*What you are asked to do*. Repeat every entry in the listing below, exactly.

Stored records
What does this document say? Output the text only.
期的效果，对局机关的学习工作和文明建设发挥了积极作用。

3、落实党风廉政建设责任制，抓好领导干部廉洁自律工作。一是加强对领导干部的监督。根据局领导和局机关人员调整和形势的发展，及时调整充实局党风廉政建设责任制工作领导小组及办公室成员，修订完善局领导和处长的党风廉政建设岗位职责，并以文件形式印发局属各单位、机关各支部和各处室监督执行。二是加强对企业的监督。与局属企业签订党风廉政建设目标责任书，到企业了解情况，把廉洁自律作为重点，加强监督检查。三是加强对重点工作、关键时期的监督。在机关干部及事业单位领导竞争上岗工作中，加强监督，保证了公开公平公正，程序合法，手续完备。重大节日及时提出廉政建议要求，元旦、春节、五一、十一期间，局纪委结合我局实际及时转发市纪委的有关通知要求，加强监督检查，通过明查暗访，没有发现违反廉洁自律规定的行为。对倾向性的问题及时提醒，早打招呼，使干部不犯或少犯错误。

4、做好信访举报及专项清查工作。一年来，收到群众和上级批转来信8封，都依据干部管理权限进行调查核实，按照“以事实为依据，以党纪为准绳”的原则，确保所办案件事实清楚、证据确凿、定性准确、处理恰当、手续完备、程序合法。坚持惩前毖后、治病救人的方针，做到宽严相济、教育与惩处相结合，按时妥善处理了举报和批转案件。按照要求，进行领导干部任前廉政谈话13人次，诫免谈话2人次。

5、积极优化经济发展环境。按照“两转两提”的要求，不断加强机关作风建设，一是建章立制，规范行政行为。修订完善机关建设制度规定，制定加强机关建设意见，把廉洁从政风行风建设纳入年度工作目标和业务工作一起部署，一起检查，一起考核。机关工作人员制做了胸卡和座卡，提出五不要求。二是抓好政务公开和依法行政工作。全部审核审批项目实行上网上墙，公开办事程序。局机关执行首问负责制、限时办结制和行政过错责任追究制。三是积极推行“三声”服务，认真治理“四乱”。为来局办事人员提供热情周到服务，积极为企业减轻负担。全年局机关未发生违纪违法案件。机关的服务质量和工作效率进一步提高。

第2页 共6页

*Complete output*.
What does this document say? Output the text only.
期的效果，对局机关的学习工作和文明建设发挥了积极作用。

3、落实党风廉政建设责任制，抓好领导干部廉洁自律工作。一是加强对领导干部的监督。根据局领导和局机关人员调整和形势的发展，及时调整充实局党风廉政建设责任制工作领导小组及办公室成员，修订完善局领导和处长的党风廉政建设岗位职责，并以文件形式印发局属各单位、机关各支部和各处室监督执行。二是加强对企业的监督。与局属企业签订党风廉政建设目标责任书，到企业了解情况，把廉洁自律作为重点，加强监督检查。三是加强对重点工作、关键时期的监督。在机关干部及事业单位领导竞争上岗工作中，加强监督，保证了公开公平公正，程序合法，手续完备。重大节日及时提出廉政建议要求，元旦、春节、五一、十一期间，局纪委结合我局实际及时转发市纪委的有关通知要求，加强监督检查，通过明查暗访，没有发现违反廉洁自律规定的行为。对倾向性的问题及时提醒，早打招呼，使干部不犯或少犯错误。

4、做好信访举报及专项清查工作。一年来，收到群众和上级批转来信8封，都依据干部管理权限进行调查核实，按照“以事实为依据，以党纪为准绳”的原则，确保所办案件事实清楚、证据确凿、定性准确、处理恰当、手续完备、程序合法。坚持惩前毖后、治病救人的方针，做到宽严相济、教育与惩处相结合，按时妥善处理了举报和批转案件。按照要求，进行领导干部任前廉政谈话13人次，诫免谈话2人次。

5、积极优化经济发展环境。按照“两转两提”的要求，不断加强机关作风建设，一是建章立制，规范行政行为。修订完善机关建设制度规定，制定加强机关建设意见，把廉洁从政风行风建设纳入年度工作目标和业务工作一起部署，一起检查，一起考核。机关工作人员制做了胸卡和座卡，提出五不要求。二是抓好政务公开和依法行政工作。全部审核审批项目实行上网上墙，公开办事程序。局机关执行首问负责制、限时办结制和行政过错责任追究制。三是积极推行“三声”服务，认真治理“四乱”。为来局办事人员提供热情周到服务，积极为企业减轻负担。全年局机关未发生违纪违法案件。机关的服务质量和工作效率进一步提高。

第2页 共6页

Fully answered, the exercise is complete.